:: What the task requires ::
Return each line of the listing below, unchanged, and omit the images.

----- Given information

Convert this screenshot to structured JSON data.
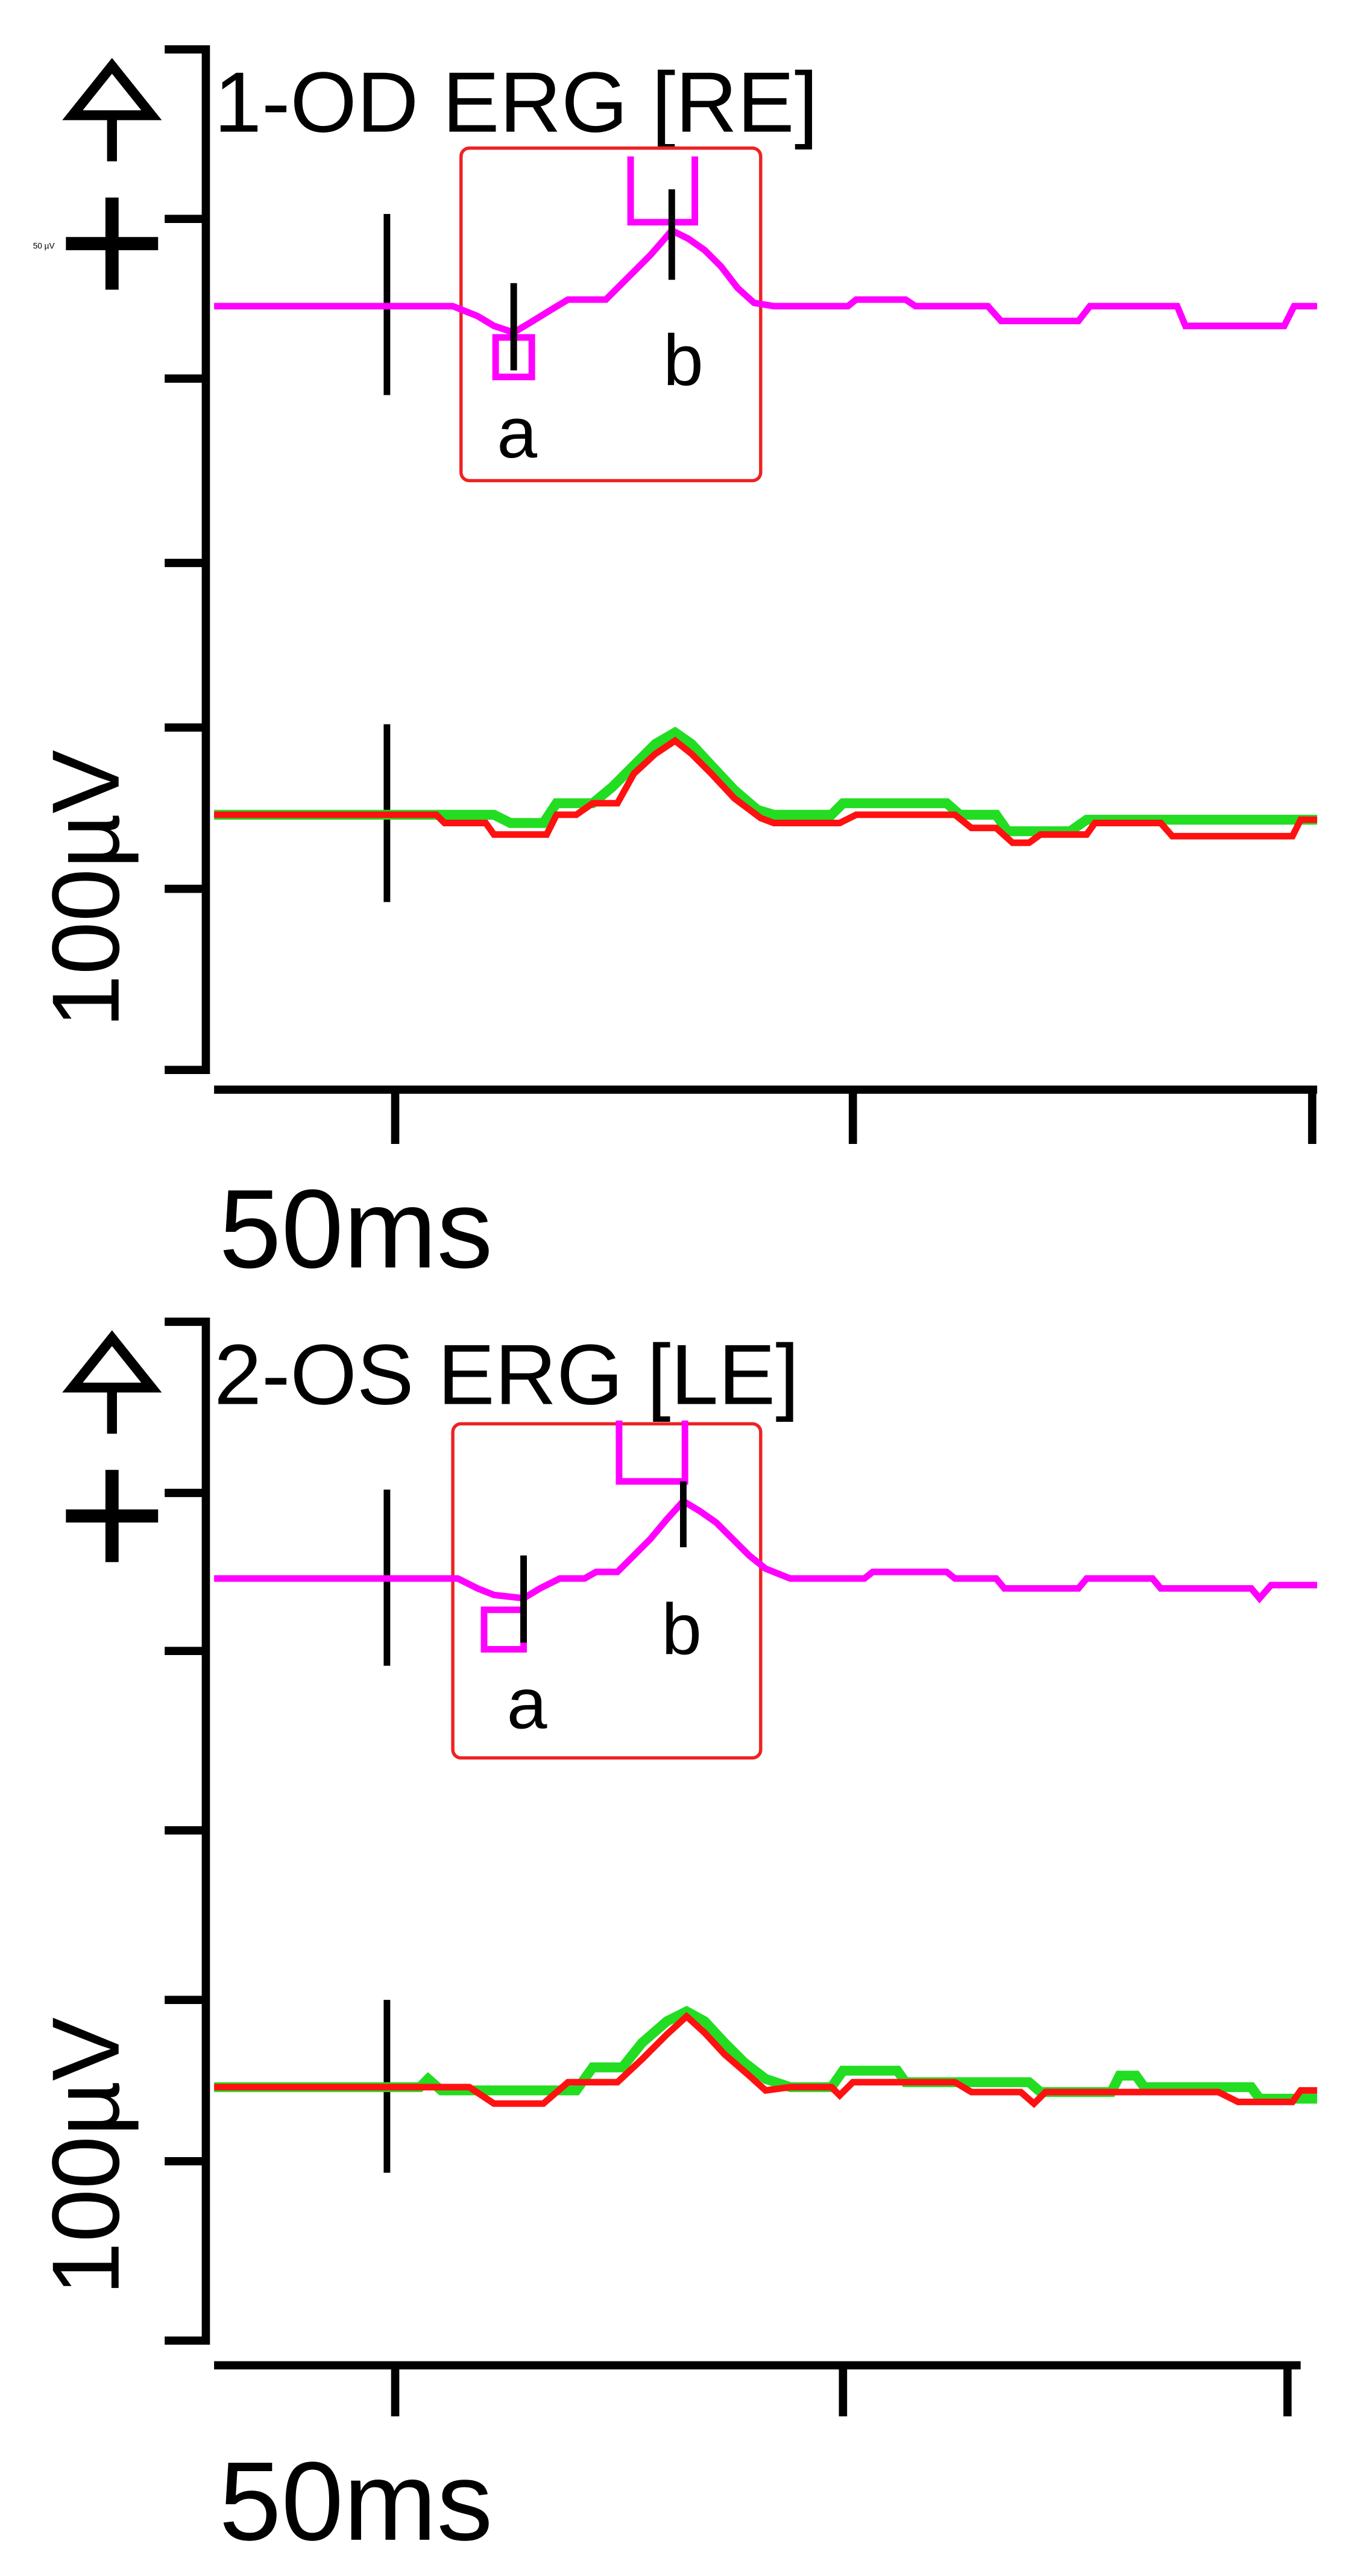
{
  "panels": [
    {
      "title": "1-OD ERG [RE]",
      "scale_note": "50 µV",
      "marker_a": "a",
      "marker_b": "b",
      "y_scale": "100µV",
      "x_scale": "50ms"
    },
    {
      "title": "2-OS ERG [LE]",
      "marker_a": "a",
      "marker_b": "b",
      "y_scale": "100µV",
      "x_scale": "50ms"
    }
  ]
}
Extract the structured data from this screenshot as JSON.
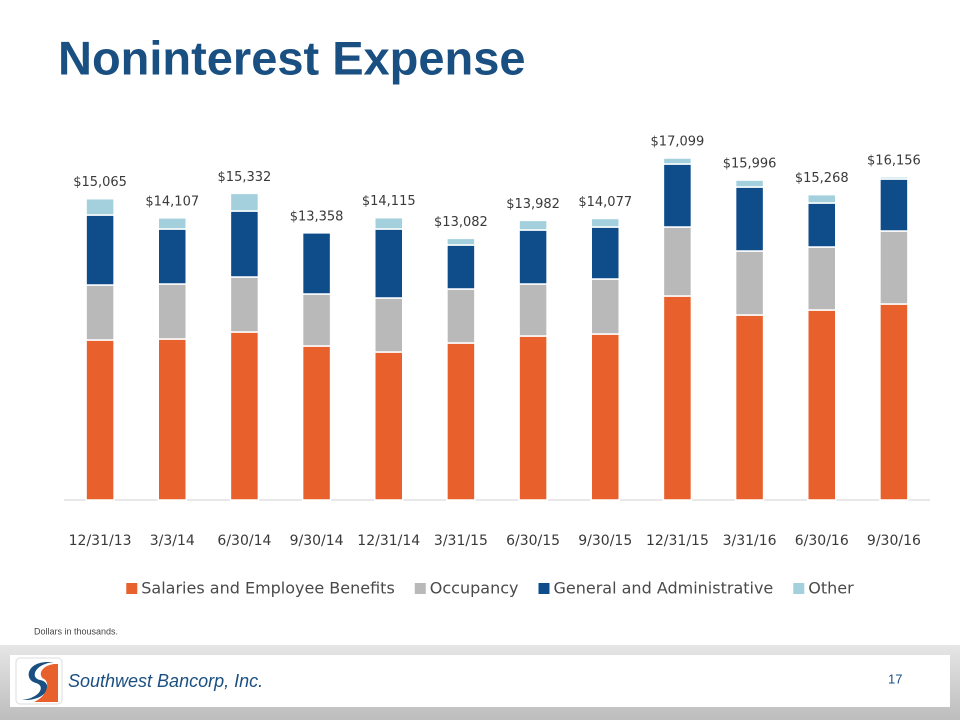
{
  "title": "Noninterest Expense",
  "chart_data": {
    "type": "stacked-bar",
    "categories": [
      "12/31/13",
      "3/3/14",
      "6/30/14",
      "9/30/14",
      "12/31/14",
      "3/31/15",
      "6/30/15",
      "9/30/15",
      "12/31/15",
      "3/31/16",
      "6/30/16",
      "9/30/16"
    ],
    "series": [
      {
        "name": "Salaries and Employee Benefits",
        "color": "#e8612c",
        "values": [
          8000,
          8050,
          8400,
          7700,
          7400,
          7850,
          8200,
          8300,
          10200,
          9250,
          9500,
          9800
        ]
      },
      {
        "name": "Occupancy",
        "color": "#b9b9b9",
        "values": [
          2750,
          2750,
          2750,
          2600,
          2700,
          2700,
          2600,
          2750,
          3450,
          3200,
          3150,
          3650
        ]
      },
      {
        "name": "General and Administrative",
        "color": "#0e4c8a",
        "values": [
          3500,
          2750,
          3300,
          3058,
          3450,
          2200,
          2700,
          2600,
          3150,
          3200,
          2200,
          2600
        ]
      },
      {
        "name": "Other",
        "color": "#a3d0dc",
        "values": [
          815,
          557,
          882,
          0,
          565,
          332,
          482,
          427,
          299,
          346,
          418,
          106
        ]
      }
    ],
    "totals": [
      15065,
      14107,
      15332,
      13358,
      14115,
      13082,
      13982,
      14077,
      17099,
      15996,
      15268,
      16156
    ],
    "total_labels": [
      "$15,065",
      "$14,107",
      "$15,332",
      "$13,358",
      "$14,115",
      "$13,082",
      "$13,982",
      "$14,077",
      "$17,099",
      "$15,996",
      "$15,268",
      "$16,156"
    ],
    "ylim": [
      0,
      18000
    ],
    "legend": "bottom"
  },
  "footnote": "Dollars in thousands.",
  "footer": {
    "company": "Southwest Bancorp, Inc.",
    "page": "17"
  }
}
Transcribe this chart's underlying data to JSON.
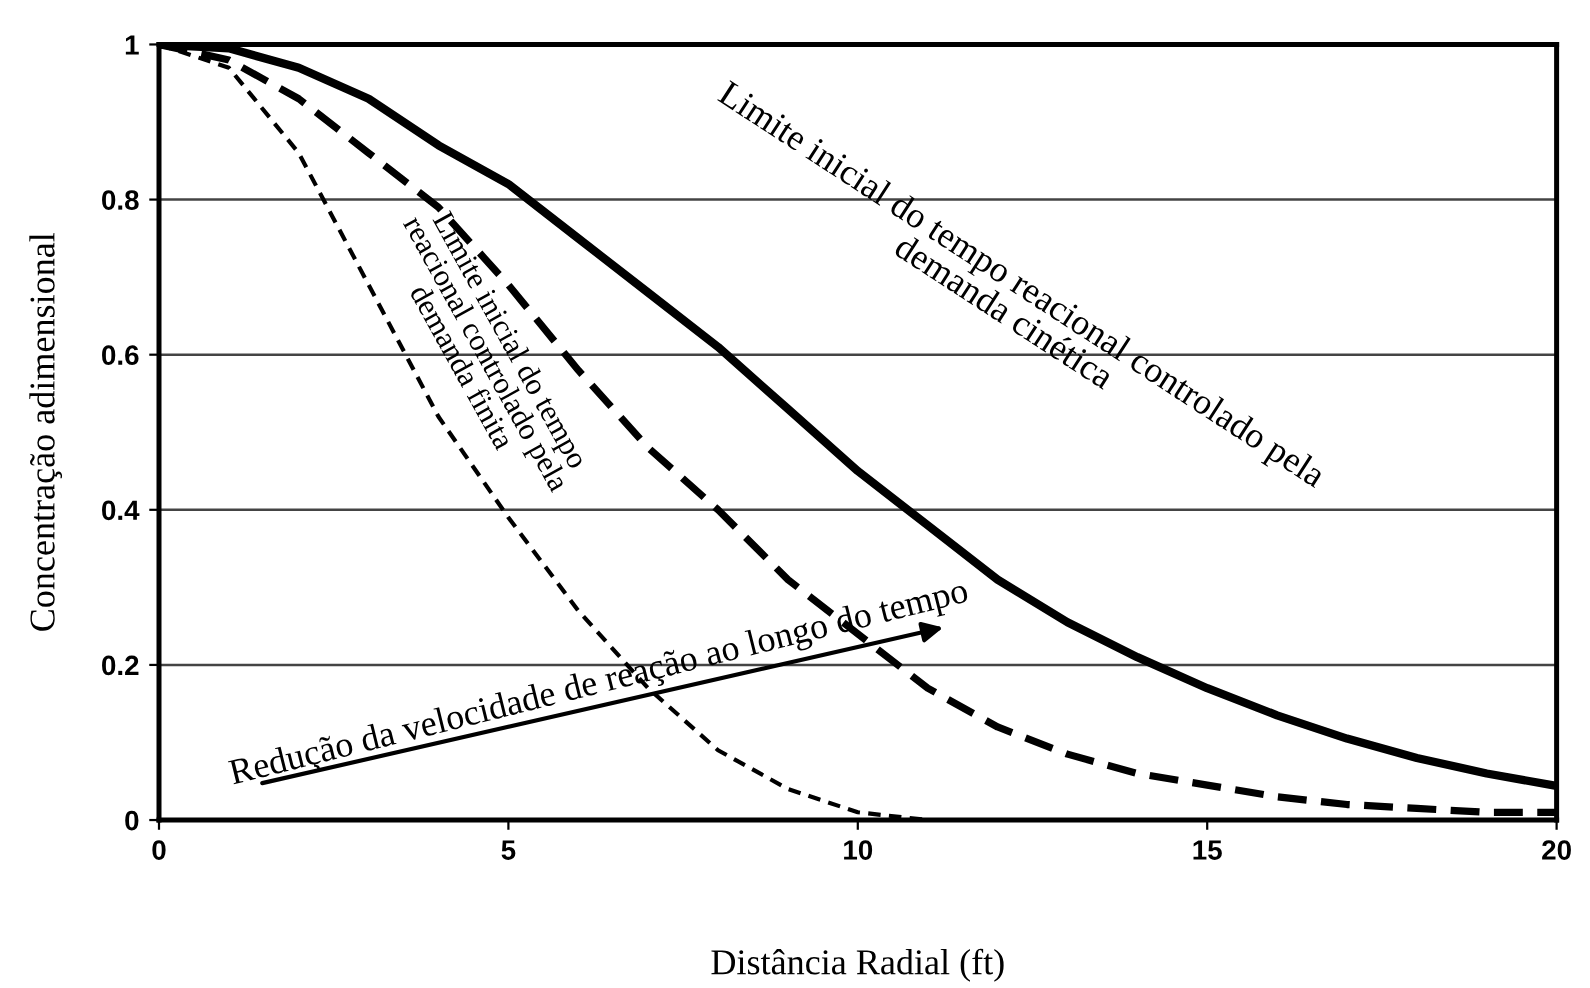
{
  "chart_data": {
    "type": "line",
    "xlabel": "Distância Radial (ft)",
    "ylabel": "Concentração adimensional",
    "x": [
      0,
      1,
      2,
      3,
      4,
      5,
      6,
      7,
      8,
      9,
      10,
      11,
      12,
      13,
      14,
      15,
      16,
      17,
      18,
      19,
      20
    ],
    "series": [
      {
        "color": "#000000",
        "line_style": "solid",
        "values": [
          1,
          0.995,
          0.97,
          0.93,
          0.87,
          0.82,
          0.75,
          0.68,
          0.61,
          0.53,
          0.45,
          0.38,
          0.31,
          0.255,
          0.21,
          0.17,
          0.135,
          0.105,
          0.08,
          0.06,
          0.044
        ]
      },
      {
        "color": "#000000",
        "line_style": "dashed",
        "values": [
          1,
          0.98,
          0.93,
          0.86,
          0.79,
          0.69,
          0.58,
          0.48,
          0.4,
          0.31,
          0.24,
          0.17,
          0.12,
          0.085,
          0.06,
          0.045,
          0.03,
          0.02,
          0.015,
          0.01,
          0.01
        ]
      },
      {
        "color": "#000000",
        "line_style": "dotted",
        "values": [
          1,
          0.97,
          0.86,
          0.69,
          0.52,
          0.39,
          0.27,
          0.17,
          0.09,
          0.04,
          0.01,
          0,
          0,
          0,
          0,
          0,
          0,
          0,
          0,
          0,
          0
        ]
      }
    ],
    "annotations": [
      "Limite inicial do tempo reacional controlado pela\ndemanda cinética",
      "Limite inicial do tempo\nreacional controlado pela\ndemanda finita",
      "Redução da velocidade de reação ao longo do tempo"
    ],
    "xlim": [
      0,
      20
    ],
    "xticks": [
      0,
      5,
      10,
      15,
      20
    ],
    "ylim": [
      0,
      1
    ],
    "yticks": [
      0,
      0.2,
      0.4,
      0.6,
      0.8,
      1
    ],
    "grid": "y",
    "marker": "none"
  }
}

----------

:: Response to the exercise ::
Convert this screenshot to structured JSON data.
{
  "panels": [
    {
      "title": "1-OD ERG [RE]",
      "scale_note": "50 µV",
      "marker_a": "a",
      "marker_b": "b",
      "y_scale": "100µV",
      "x_scale": "50ms"
    },
    {
      "title": "2-OS ERG [LE]",
      "marker_a": "a",
      "marker_b": "b",
      "y_scale": "100µV",
      "x_scale": "50ms"
    }
  ]
}
Extract the structured data from this screenshot as JSON.
{
  "title": "Noninterest Expense",
  "chart_data": {
    "type": "stacked-bar",
    "categories": [
      "12/31/13",
      "3/3/14",
      "6/30/14",
      "9/30/14",
      "12/31/14",
      "3/31/15",
      "6/30/15",
      "9/30/15",
      "12/31/15",
      "3/31/16",
      "6/30/16",
      "9/30/16"
    ],
    "series": [
      {
        "name": "Salaries and Employee Benefits",
        "color": "#e8612c",
        "values": [
          8000,
          8050,
          8400,
          7700,
          7400,
          7850,
          8200,
          8300,
          10200,
          9250,
          9500,
          9800
        ]
      },
      {
        "name": "Occupancy",
        "color": "#b9b9b9",
        "values": [
          2750,
          2750,
          2750,
          2600,
          2700,
          2700,
          2600,
          2750,
          3450,
          3200,
          3150,
          3650
        ]
      },
      {
        "name": "General and Administrative",
        "color": "#0e4c8a",
        "values": [
          3500,
          2750,
          3300,
          3058,
          3450,
          2200,
          2700,
          2600,
          3150,
          3200,
          2200,
          2600
        ]
      },
      {
        "name": "Other",
        "color": "#a3d0dc",
        "values": [
          815,
          557,
          882,
          0,
          565,
          332,
          482,
          427,
          299,
          346,
          418,
          106
        ]
      }
    ],
    "totals": [
      15065,
      14107,
      15332,
      13358,
      14115,
      13082,
      13982,
      14077,
      17099,
      15996,
      15268,
      16156
    ],
    "total_labels": [
      "$15,065",
      "$14,107",
      "$15,332",
      "$13,358",
      "$14,115",
      "$13,082",
      "$13,982",
      "$14,077",
      "$17,099",
      "$15,996",
      "$15,268",
      "$16,156"
    ],
    "ylim": [
      0,
      18000
    ],
    "legend": "bottom"
  },
  "footnote": "Dollars in thousands.",
  "footer": {
    "company": "Southwest Bancorp, Inc.",
    "page": "17"
  }
}
Transcribe this chart's underlying data to JSON.
{
  "chart_data": {
    "type": "line",
    "xlabel": "Distância Radial (ft)",
    "ylabel": "Concentração adimensional",
    "x": [
      0,
      1,
      2,
      3,
      4,
      5,
      6,
      7,
      8,
      9,
      10,
      11,
      12,
      13,
      14,
      15,
      16,
      17,
      18,
      19,
      20
    ],
    "series": [
      {
        "color": "#000000",
        "line_style": "solid",
        "values": [
          1,
          0.995,
          0.97,
          0.93,
          0.87,
          0.82,
          0.75,
          0.68,
          0.61,
          0.53,
          0.45,
          0.38,
          0.31,
          0.255,
          0.21,
          0.17,
          0.135,
          0.105,
          0.08,
          0.06,
          0.044
        ]
      },
      {
        "color": "#000000",
        "line_style": "dashed",
        "values": [
          1,
          0.98,
          0.93,
          0.86,
          0.79,
          0.69,
          0.58,
          0.48,
          0.4,
          0.31,
          0.24,
          0.17,
          0.12,
          0.085,
          0.06,
          0.045,
          0.03,
          0.02,
          0.015,
          0.01,
          0.01
        ]
      },
      {
        "color": "#000000",
        "line_style": "dotted",
        "values": [
          1,
          0.97,
          0.86,
          0.69,
          0.52,
          0.39,
          0.27,
          0.17,
          0.09,
          0.04,
          0.01,
          0,
          0,
          0,
          0,
          0,
          0,
          0,
          0,
          0,
          0
        ]
      }
    ],
    "annotations": [
      "Limite inicial do tempo reacional controlado pela\ndemanda cinética",
      "Limite inicial do tempo\nreacional controlado pela\ndemanda finita",
      "Redução da velocidade de reação ao longo do tempo"
    ],
    "xlim": [
      0,
      20
    ],
    "xticks": [
      0,
      5,
      10,
      15,
      20
    ],
    "ylim": [
      0,
      1
    ],
    "yticks": [
      0,
      0.2,
      0.4,
      0.6,
      0.8,
      1
    ],
    "grid": "y",
    "marker": "none"
  }
}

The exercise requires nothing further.